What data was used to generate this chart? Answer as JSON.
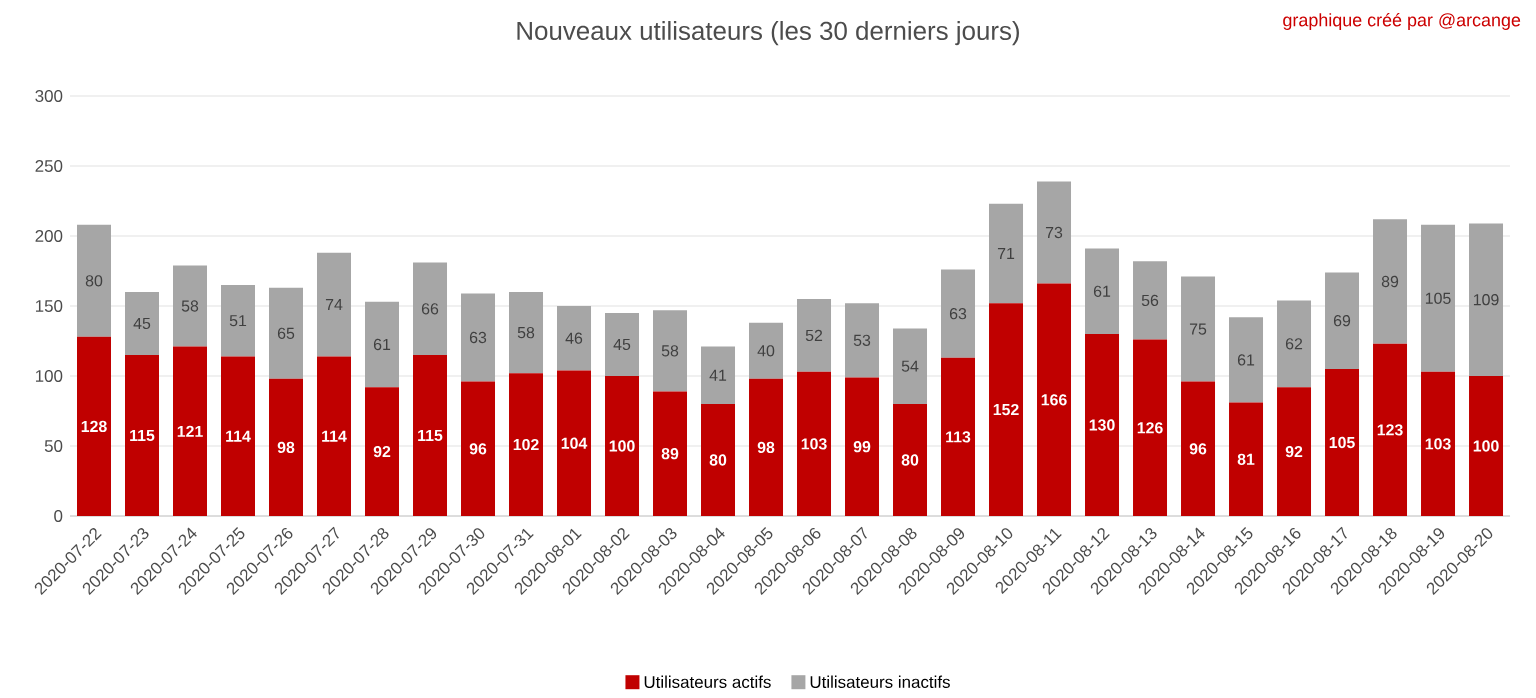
{
  "chart_data": {
    "type": "bar",
    "stacked": true,
    "title": "Nouveaux utilisateurs (les 30 derniers jours)",
    "annotations": [
      "graphique créé par @arcange"
    ],
    "categories": [
      "2020-07-22",
      "2020-07-23",
      "2020-07-24",
      "2020-07-25",
      "2020-07-26",
      "2020-07-27",
      "2020-07-28",
      "2020-07-29",
      "2020-07-30",
      "2020-07-31",
      "2020-08-01",
      "2020-08-02",
      "2020-08-03",
      "2020-08-04",
      "2020-08-05",
      "2020-08-06",
      "2020-08-07",
      "2020-08-08",
      "2020-08-09",
      "2020-08-10",
      "2020-08-11",
      "2020-08-12",
      "2020-08-13",
      "2020-08-14",
      "2020-08-15",
      "2020-08-16",
      "2020-08-17",
      "2020-08-18",
      "2020-08-19",
      "2020-08-20"
    ],
    "series": [
      {
        "name": "Utilisateurs actifs",
        "color": "#c00000",
        "values": [
          128,
          115,
          121,
          114,
          98,
          114,
          92,
          115,
          96,
          102,
          104,
          100,
          89,
          80,
          98,
          103,
          99,
          80,
          113,
          152,
          166,
          130,
          126,
          96,
          81,
          92,
          105,
          123,
          103,
          100
        ]
      },
      {
        "name": "Utilisateurs inactifs",
        "color": "#a6a6a6",
        "values": [
          80,
          45,
          58,
          51,
          65,
          74,
          61,
          66,
          63,
          58,
          46,
          45,
          58,
          41,
          40,
          52,
          53,
          54,
          63,
          71,
          73,
          61,
          56,
          75,
          61,
          62,
          69,
          89,
          105,
          109
        ]
      }
    ],
    "ylim": [
      0,
      300
    ],
    "yticks": [
      0,
      50,
      100,
      150,
      200,
      250,
      300
    ],
    "grid": "y",
    "legend": "bottom",
    "data_labels": true
  }
}
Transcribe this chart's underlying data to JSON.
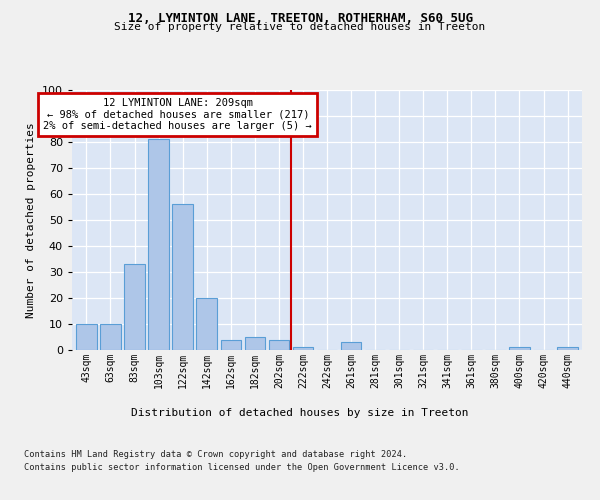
{
  "title1": "12, LYMINTON LANE, TREETON, ROTHERHAM, S60 5UG",
  "title2": "Size of property relative to detached houses in Treeton",
  "xlabel": "Distribution of detached houses by size in Treeton",
  "ylabel": "Number of detached properties",
  "footnote1": "Contains HM Land Registry data © Crown copyright and database right 2024.",
  "footnote2": "Contains public sector information licensed under the Open Government Licence v3.0.",
  "categories": [
    "43sqm",
    "63sqm",
    "83sqm",
    "103sqm",
    "122sqm",
    "142sqm",
    "162sqm",
    "182sqm",
    "202sqm",
    "222sqm",
    "242sqm",
    "261sqm",
    "281sqm",
    "301sqm",
    "321sqm",
    "341sqm",
    "361sqm",
    "380sqm",
    "400sqm",
    "420sqm",
    "440sqm"
  ],
  "values": [
    10,
    10,
    33,
    81,
    56,
    20,
    4,
    5,
    4,
    1,
    0,
    3,
    0,
    0,
    0,
    0,
    0,
    0,
    1,
    0,
    1
  ],
  "bar_color": "#aec6e8",
  "bar_edge_color": "#5a9ed6",
  "vline_x": 8.5,
  "vline_color": "#cc0000",
  "annotation_title": "12 LYMINTON LANE: 209sqm",
  "annotation_line1": "← 98% of detached houses are smaller (217)",
  "annotation_line2": "2% of semi-detached houses are larger (5) →",
  "annotation_box_color": "#cc0000",
  "ylim": [
    0,
    100
  ],
  "yticks": [
    0,
    10,
    20,
    30,
    40,
    50,
    60,
    70,
    80,
    90,
    100
  ],
  "plot_bg_color": "#dce6f5",
  "fig_bg_color": "#f0f0f0"
}
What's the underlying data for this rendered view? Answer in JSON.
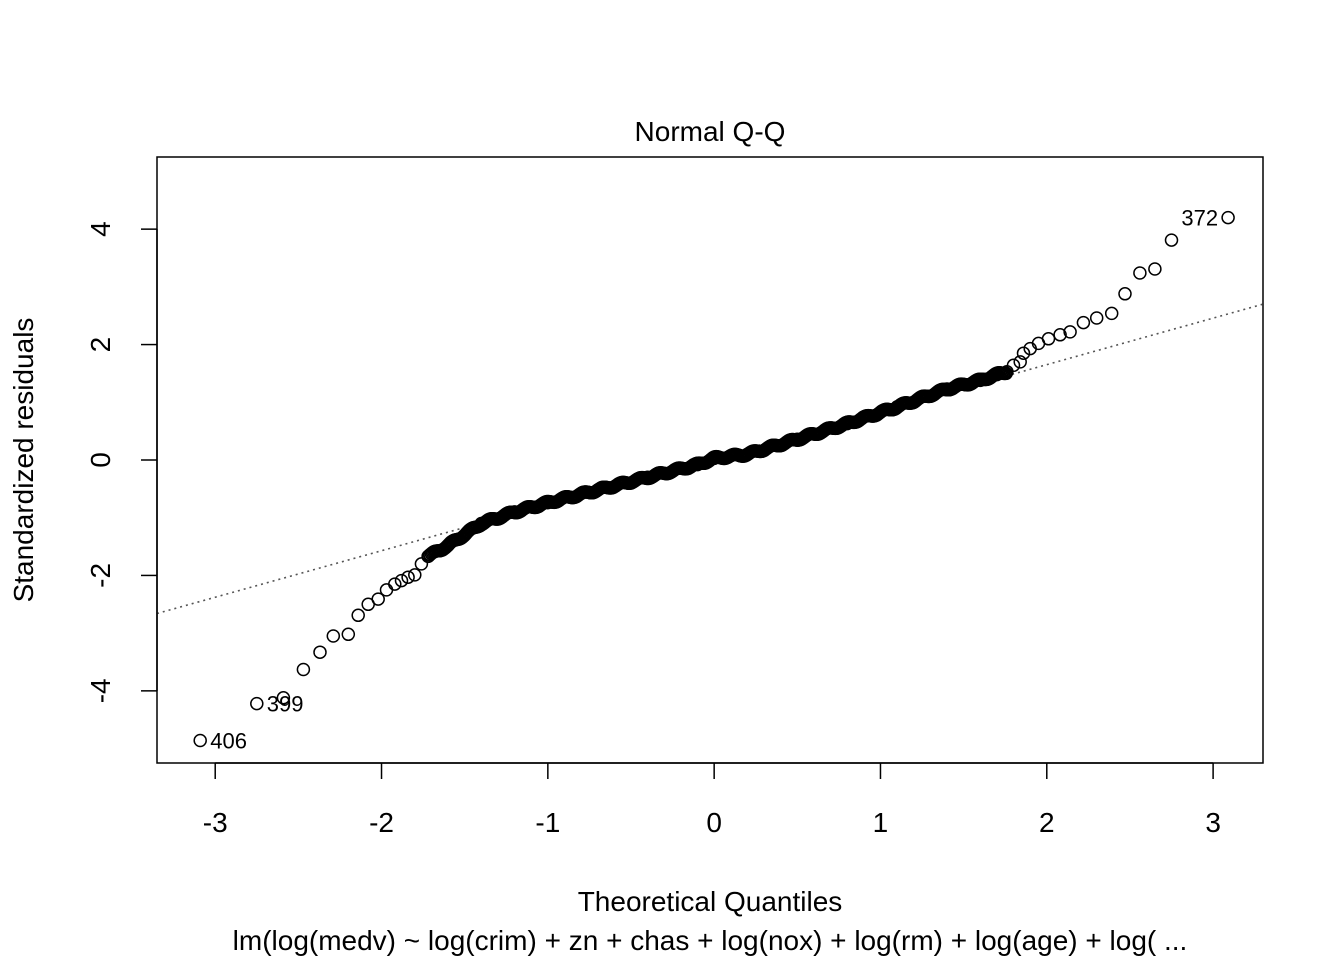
{
  "chart_data": {
    "type": "scatter",
    "title": "Normal Q-Q",
    "xlabel": "Theoretical Quantiles",
    "ylabel": "Standardized residuals",
    "subtitle": "lm(log(medv) ~ log(crim) + zn + chas + log(nox) + log(rm) + log(age) + log( ...",
    "xlim": [
      -3.35,
      3.3
    ],
    "ylim": [
      -5.25,
      5.25
    ],
    "x_ticks": [
      -3,
      -2,
      -1,
      0,
      1,
      2,
      3
    ],
    "y_ticks": [
      -4,
      -2,
      0,
      2,
      4
    ],
    "grid": false,
    "reference_line": {
      "style": "dotted",
      "points": [
        [
          -3.35,
          -2.66
        ],
        [
          3.3,
          2.7
        ]
      ]
    },
    "marker": "open-circle",
    "n_points": 506,
    "quantile_anchors": [
      [
        -3.09,
        -4.86
      ],
      [
        -2.75,
        -4.22
      ],
      [
        -2.59,
        -4.12
      ],
      [
        -2.47,
        -3.63
      ],
      [
        -2.37,
        -3.33
      ],
      [
        -2.29,
        -3.05
      ],
      [
        -2.2,
        -3.02
      ],
      [
        -2.14,
        -2.69
      ],
      [
        -2.08,
        -2.5
      ],
      [
        -2.02,
        -2.41
      ],
      [
        -1.97,
        -2.25
      ],
      [
        -1.92,
        -2.15
      ],
      [
        -1.88,
        -2.09
      ],
      [
        -1.84,
        -2.03
      ],
      [
        -1.8,
        -1.99
      ],
      [
        -1.76,
        -1.8
      ],
      [
        -1.72,
        -1.67
      ],
      [
        -1.6,
        -1.48
      ],
      [
        -1.4,
        -1.1
      ],
      [
        -1.2,
        -0.9
      ],
      [
        -1.0,
        -0.74
      ],
      [
        -0.7,
        -0.52
      ],
      [
        -0.4,
        -0.3
      ],
      [
        -0.1,
        -0.08
      ],
      [
        0.0,
        0.03
      ],
      [
        0.2,
        0.1
      ],
      [
        0.5,
        0.36
      ],
      [
        0.8,
        0.63
      ],
      [
        1.1,
        0.92
      ],
      [
        1.4,
        1.23
      ],
      [
        1.6,
        1.38
      ],
      [
        1.7,
        1.48
      ],
      [
        1.76,
        1.53
      ],
      [
        1.8,
        1.64
      ],
      [
        1.84,
        1.7
      ],
      [
        1.86,
        1.85
      ],
      [
        1.9,
        1.93
      ],
      [
        1.95,
        2.02
      ],
      [
        2.01,
        2.1
      ],
      [
        2.08,
        2.17
      ],
      [
        2.14,
        2.22
      ],
      [
        2.22,
        2.38
      ],
      [
        2.3,
        2.46
      ],
      [
        2.39,
        2.54
      ],
      [
        2.47,
        2.88
      ],
      [
        2.56,
        3.24
      ],
      [
        2.65,
        3.31
      ],
      [
        2.75,
        3.81
      ],
      [
        3.09,
        4.2
      ]
    ],
    "labeled_points": [
      {
        "id": "406",
        "x": -3.09,
        "y": -4.86,
        "side": "right"
      },
      {
        "id": "399",
        "x": -2.75,
        "y": -4.22,
        "side": "right"
      },
      {
        "id": "372",
        "x": 3.09,
        "y": 4.2,
        "side": "left"
      }
    ]
  }
}
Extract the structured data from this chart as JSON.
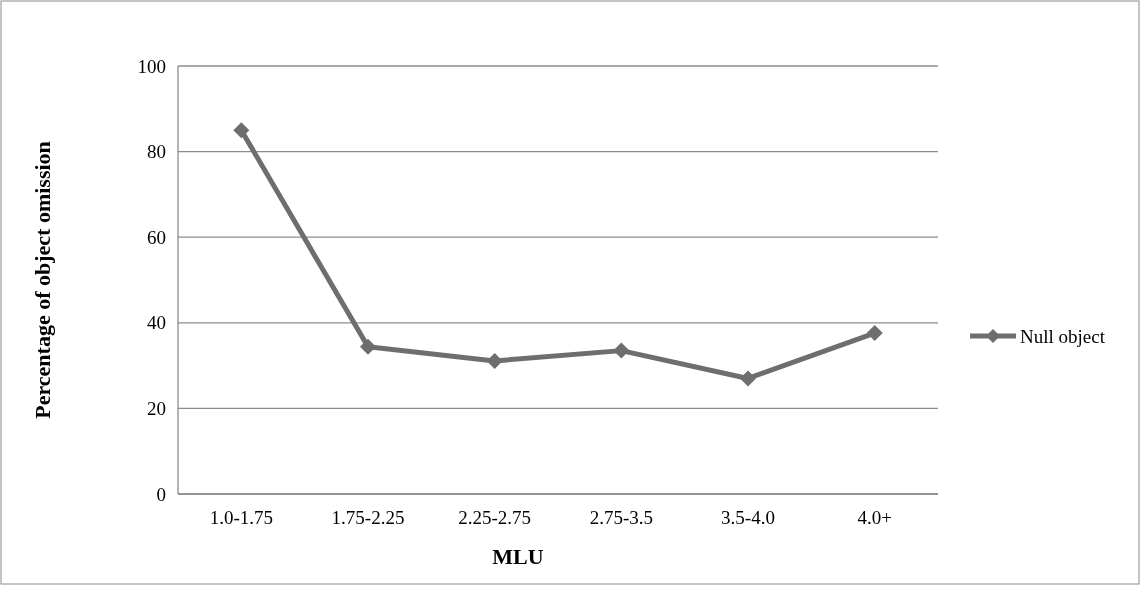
{
  "chart_data": {
    "type": "line",
    "xlabel": "MLU",
    "ylabel": "Percentage of object omission",
    "categories": [
      "1.0-1.75",
      "1.75-2.25",
      "2.25-2.75",
      "2.75-3.5",
      "3.5-4.0",
      "4.0+"
    ],
    "series": [
      {
        "name": "Null object",
        "color": "#6e6e6e",
        "values": [
          85,
          34.4,
          31.1,
          33.5,
          27,
          37.6
        ]
      }
    ],
    "ylim": [
      0,
      100
    ],
    "yticks": [
      0,
      20,
      40,
      60,
      80,
      100
    ],
    "grid": "y",
    "legend": "right",
    "marker": "diamond",
    "line_style": "solid"
  }
}
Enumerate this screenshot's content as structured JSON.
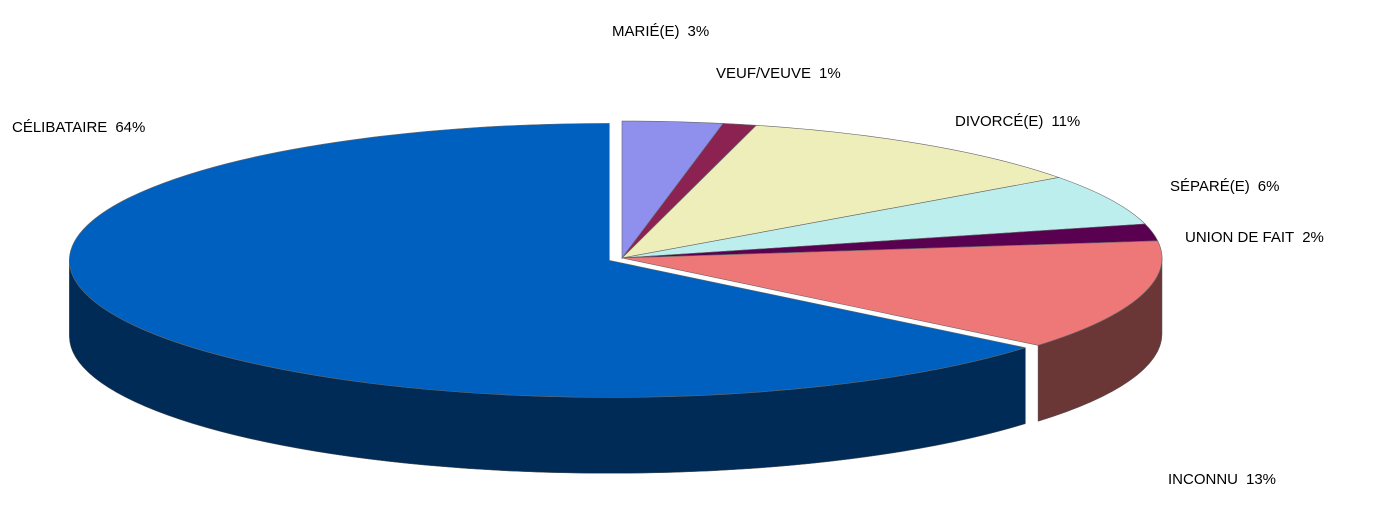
{
  "chart_data": {
    "type": "pie",
    "categories": [
      "MARIÉ(E)",
      "VEUF/VEUVE",
      "DIVORCÉ(E)",
      "SÉPARÉ(E)",
      "UNION DE FAIT",
      "INCONNU",
      "CÉLIBATAIRE"
    ],
    "values": [
      3,
      1,
      11,
      6,
      2,
      13,
      64
    ],
    "value_labels": [
      "3%",
      "1%",
      "11%",
      "6%",
      "2%",
      "13%",
      "64%"
    ],
    "colors": [
      "#8f8fee",
      "#8b2252",
      "#eeeebb",
      "#bdeeee",
      "#5a0050",
      "#ee7777",
      "#0060c0"
    ]
  }
}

▸ **Stated exercise**:
Print each line from the one containing "Enumerate this screenshot's" through the last line of the listing, both included, exactly and with no pictures.

▸ **Response**:
Enumerate this screenshot's content as structured JSON.
{
  "chart_data": {
    "type": "pie",
    "categories": [
      "MARIÉ(E)",
      "VEUF/VEUVE",
      "DIVORCÉ(E)",
      "SÉPARÉ(E)",
      "UNION DE FAIT",
      "INCONNU",
      "CÉLIBATAIRE"
    ],
    "values": [
      3,
      1,
      11,
      6,
      2,
      13,
      64
    ],
    "value_labels": [
      "3%",
      "1%",
      "11%",
      "6%",
      "2%",
      "13%",
      "64%"
    ],
    "colors": [
      "#8f8fee",
      "#8b2252",
      "#eeeebb",
      "#bdeeee",
      "#5a0050",
      "#ee7777",
      "#0060c0"
    ]
  }
}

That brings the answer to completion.